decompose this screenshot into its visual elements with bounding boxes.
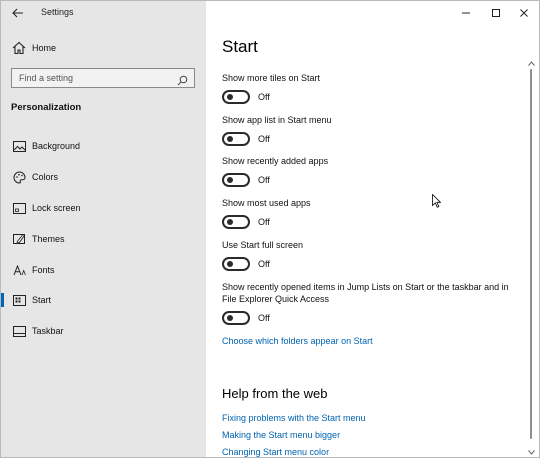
sidebar-item-background[interactable]: Background — [1, 134, 206, 158]
font-icon — [11, 262, 27, 278]
setting-label: Use Start full screen — [222, 240, 304, 250]
scroll-up-arrow-icon[interactable] — [528, 61, 535, 66]
sidebar-item-taskbar[interactable]: Taskbar — [1, 319, 206, 343]
toggle-switch[interactable] — [222, 311, 250, 325]
help-heading: Help from the web — [222, 386, 328, 401]
scroll-down-arrow-icon[interactable] — [528, 450, 535, 455]
help-link[interactable]: Fixing problems with the Start menu — [222, 413, 366, 423]
navigation-pane: Settings Home Personalization Background — [1, 1, 206, 457]
setting-label: Show more tiles on Start — [222, 73, 321, 83]
taskbar-icon — [11, 323, 27, 339]
back-arrow-icon — [12, 8, 23, 18]
help-link[interactable]: Making the Start menu bigger — [222, 430, 340, 440]
toggle-more-tiles[interactable]: Off — [222, 90, 270, 104]
home-icon — [11, 40, 27, 56]
search-icon[interactable] — [177, 73, 188, 91]
setting-label: Show most used apps — [222, 198, 311, 208]
start-icon — [11, 292, 27, 308]
sidebar-item-themes[interactable]: Themes — [1, 227, 206, 251]
section-heading: Personalization — [11, 102, 82, 113]
search-input[interactable] — [19, 73, 169, 83]
scroll-thumb[interactable] — [530, 69, 532, 439]
page-title: Start — [222, 37, 258, 56]
toggle-most-used[interactable]: Off — [222, 215, 270, 229]
toggle-state: Off — [258, 313, 270, 323]
sidebar-item-label: Fonts — [32, 265, 55, 275]
palette-icon — [11, 169, 27, 185]
setting-label-line2: File Explorer Quick Access — [222, 294, 330, 304]
image-icon — [11, 138, 27, 154]
toggle-state: Off — [258, 92, 270, 102]
choose-folders-link[interactable]: Choose which folders appear on Start — [222, 336, 373, 346]
toggle-jump-lists[interactable]: Off — [222, 311, 270, 325]
sidebar-item-colors[interactable]: Colors — [1, 165, 206, 189]
nav-home[interactable]: Home — [1, 36, 206, 60]
toggle-knob — [227, 219, 233, 225]
mouse-pointer-icon — [432, 194, 441, 208]
toggle-full-screen[interactable]: Off — [222, 257, 270, 271]
toggle-switch[interactable] — [222, 132, 250, 146]
vertical-scrollbar[interactable] — [526, 61, 537, 455]
sidebar-item-label: Start — [32, 295, 52, 305]
toggle-knob — [227, 261, 233, 267]
toggle-switch[interactable] — [222, 257, 250, 271]
toggle-knob — [227, 315, 233, 321]
help-link[interactable]: Changing Start menu color — [222, 447, 329, 457]
sidebar-item-start[interactable]: Start — [1, 288, 206, 312]
toggle-app-list[interactable]: Off — [222, 132, 270, 146]
back-button[interactable] — [9, 4, 27, 22]
sidebar-item-lock-screen[interactable]: Lock screen — [1, 196, 206, 220]
sidebar-item-label: Colors — [32, 172, 59, 182]
toggle-state: Off — [258, 259, 270, 269]
lock-screen-icon — [11, 200, 27, 216]
app-title: Settings — [41, 7, 74, 17]
toggle-state: Off — [258, 217, 270, 227]
toggle-recently-added[interactable]: Off — [222, 173, 270, 187]
sidebar-item-label: Lock screen — [32, 203, 81, 213]
toggle-switch[interactable] — [222, 90, 250, 104]
setting-label: Show recently added apps — [222, 156, 329, 166]
settings-window: Settings Home Personalization Background — [0, 0, 540, 458]
sidebar-item-label: Background — [32, 141, 81, 151]
toggle-knob — [227, 136, 233, 142]
toggle-state: Off — [258, 134, 270, 144]
toggle-switch[interactable] — [222, 173, 250, 187]
sidebar-item-label: Themes — [32, 234, 65, 244]
toggle-state: Off — [258, 175, 270, 185]
search-box[interactable] — [11, 68, 195, 88]
content-pane: Start Show more tiles on Start Off Show … — [206, 1, 539, 457]
title-bar: Settings — [1, 1, 206, 25]
toggle-switch[interactable] — [222, 215, 250, 229]
setting-label: Show app list in Start menu — [222, 115, 332, 125]
sidebar-item-fonts[interactable]: Fonts — [1, 258, 206, 282]
nav-home-label: Home — [32, 43, 57, 53]
brush-icon — [11, 231, 27, 247]
toggle-knob — [227, 94, 233, 100]
sidebar-item-label: Taskbar — [32, 326, 64, 336]
toggle-knob — [227, 177, 233, 183]
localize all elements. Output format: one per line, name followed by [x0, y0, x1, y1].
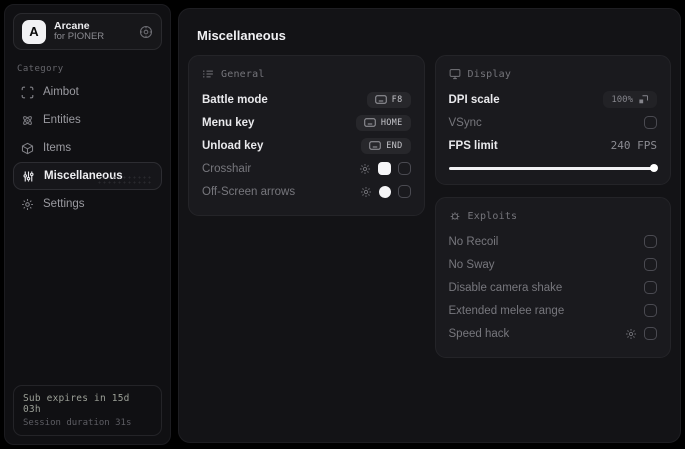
gear-icon[interactable]	[359, 163, 371, 175]
crosshair-label: Crosshair	[202, 162, 252, 175]
menu-key-row: Menu key HOME	[202, 111, 411, 134]
crosshair-row: Crosshair	[202, 157, 411, 180]
speed-hack-checkbox[interactable]	[644, 327, 657, 340]
no-sway-checkbox[interactable]	[644, 258, 657, 271]
sidebar-item-items[interactable]: Items	[13, 134, 162, 162]
dpi-scale-value: 100%	[611, 94, 633, 105]
disable-camera-shake-checkbox[interactable]	[644, 281, 657, 294]
sidebar-nav: Aimbot Entities Items Miscellaneous Sett…	[13, 78, 162, 218]
session-duration-text: Session duration 31s	[23, 418, 132, 428]
unload-key-row: Unload key END	[202, 134, 411, 157]
keybind-value: HOME	[380, 117, 403, 128]
slider-track	[448, 166, 657, 170]
sidebar-item-settings[interactable]: Settings	[13, 190, 162, 218]
subscription-status: Sub expires in 15d 03h Session duration …	[13, 385, 162, 436]
keyboard-icon	[364, 118, 376, 127]
dpi-scale-row: DPI scale 100%	[448, 88, 657, 111]
sidebar-item-label: Aimbot	[43, 86, 79, 98]
offscreen-arrows-color-swatch[interactable]	[378, 185, 391, 198]
fps-limit-value: 240 FPS	[610, 139, 657, 152]
vsync-row: VSync	[448, 111, 657, 134]
sidebar-item-miscellaneous[interactable]: Miscellaneous	[13, 162, 162, 190]
atom-icon	[21, 114, 34, 127]
display-card-title: Display	[467, 68, 512, 80]
general-card-header: General	[202, 68, 411, 80]
offscreen-arrows-row: Off-Screen arrows	[202, 180, 411, 203]
sliders-icon	[22, 170, 35, 183]
offscreen-arrows-checkbox[interactable]	[397, 185, 411, 198]
no-recoil-row: No Recoil	[448, 230, 657, 253]
general-card: General Battle mode F8 Menu key HOME Unl…	[188, 55, 425, 216]
sidebar-item-label: Entities	[43, 114, 81, 126]
menu-key-keybind[interactable]: HOME	[355, 114, 411, 131]
menu-key-label: Menu key	[202, 116, 255, 129]
unload-key-keybind[interactable]: END	[361, 137, 411, 154]
offscreen-arrows-label: Off-Screen arrows	[202, 185, 296, 198]
gear-icon[interactable]	[360, 186, 372, 198]
gear-icon[interactable]	[139, 25, 153, 39]
sidebar-item-aimbot[interactable]: Aimbot	[13, 78, 162, 106]
slider-knob[interactable]	[650, 164, 658, 172]
gear-icon	[21, 198, 34, 211]
category-label: Category	[17, 64, 64, 74]
speed-hack-label: Speed hack	[448, 327, 510, 340]
monitor-icon	[449, 68, 461, 80]
sidebar: A Arcane for PIONER Category Aimbot Enti…	[4, 4, 171, 445]
vsync-checkbox[interactable]	[644, 116, 657, 129]
crosshair-color-swatch[interactable]	[377, 162, 391, 175]
selected-item-texture	[97, 175, 153, 185]
battle-mode-row: Battle mode F8	[202, 88, 411, 111]
dpi-scale-label: DPI scale	[448, 93, 500, 106]
fps-limit-slider[interactable]	[448, 164, 658, 172]
display-card: Display DPI scale 100% VSync FPS limit 2…	[434, 55, 671, 185]
no-sway-row: No Sway	[448, 253, 657, 276]
page-title: Miscellaneous	[197, 28, 286, 43]
fps-limit-label: FPS limit	[448, 139, 498, 152]
disable-camera-shake-row: Disable camera shake	[448, 276, 657, 299]
speed-hack-row: Speed hack	[448, 322, 657, 345]
keyboard-icon	[374, 95, 387, 104]
exploits-card-header: Exploits	[449, 210, 658, 222]
battle-mode-keybind[interactable]: F8	[366, 91, 411, 108]
no-recoil-checkbox[interactable]	[644, 235, 657, 248]
sidebar-item-label: Settings	[43, 198, 85, 210]
no-recoil-label: No Recoil	[448, 235, 499, 248]
vsync-label: VSync	[448, 116, 482, 129]
list-icon	[202, 68, 214, 80]
keybind-value: F8	[391, 94, 403, 105]
sidebar-item-entities[interactable]: Entities	[13, 106, 162, 134]
box-icon	[21, 142, 34, 155]
general-card-title: General	[221, 68, 265, 80]
app-header: A Arcane for PIONER	[13, 13, 162, 50]
keyboard-icon	[369, 141, 381, 150]
no-sway-label: No Sway	[448, 258, 495, 271]
main-panel: Miscellaneous General Battle mode F8 Men…	[178, 8, 681, 443]
disable-camera-shake-label: Disable camera shake	[448, 281, 563, 294]
extended-melee-range-checkbox[interactable]	[644, 304, 657, 317]
bug-icon	[449, 210, 461, 222]
gear-icon[interactable]	[625, 328, 637, 340]
sub-expiry-text: Sub expires in 15d 03h	[23, 393, 130, 415]
extended-melee-range-label: Extended melee range	[448, 304, 565, 317]
scale-icon	[638, 94, 649, 105]
app-subtitle: for PIONER	[54, 31, 105, 43]
scan-icon	[21, 86, 34, 99]
dpi-scale-select[interactable]: 100%	[603, 91, 657, 108]
keybind-value: END	[386, 140, 403, 151]
sidebar-item-label: Items	[43, 142, 72, 154]
fps-limit-row: FPS limit 240 FPS	[449, 134, 658, 157]
extended-melee-range-row: Extended melee range	[448, 299, 657, 322]
battle-mode-label: Battle mode	[202, 93, 268, 106]
exploits-card-title: Exploits	[467, 210, 518, 222]
app-logo: A	[22, 19, 46, 44]
crosshair-checkbox[interactable]	[397, 162, 411, 175]
exploits-card: Exploits No Recoil No Sway Disable camer…	[434, 197, 671, 358]
unload-key-label: Unload key	[202, 139, 264, 152]
display-card-header: Display	[449, 68, 658, 80]
app-titles: Arcane for PIONER	[54, 20, 131, 43]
=-=-=-=-=
[The exercise]: Retype the entries from the line with "sidebar-item-background[interactable]: Background —" up to and including the line with "toggle-more-tiles[interactable]: Off —", keeping every character the same.

[Exercise answer]:
sidebar-item-background[interactable]: Background — [1, 134, 206, 158]
font-icon — [11, 262, 27, 278]
setting-label: Use Start full screen — [222, 240, 304, 250]
scroll-up-arrow-icon[interactable] — [528, 61, 535, 66]
sidebar-item-taskbar[interactable]: Taskbar — [1, 319, 206, 343]
toggle-switch[interactable] — [222, 311, 250, 325]
help-heading: Help from the web — [222, 386, 328, 401]
scroll-down-arrow-icon[interactable] — [528, 450, 535, 455]
help-link[interactable]: Fixing problems with the Start menu — [222, 413, 366, 423]
navigation-pane: Settings Home Personalization Background — [1, 1, 206, 457]
setting-label: Show more tiles on Start — [222, 73, 321, 83]
taskbar-icon — [11, 323, 27, 339]
back-arrow-icon — [12, 8, 23, 18]
help-link[interactable]: Making the Start menu bigger — [222, 430, 340, 440]
toggle-more-tiles[interactable]: Off — [222, 90, 270, 104]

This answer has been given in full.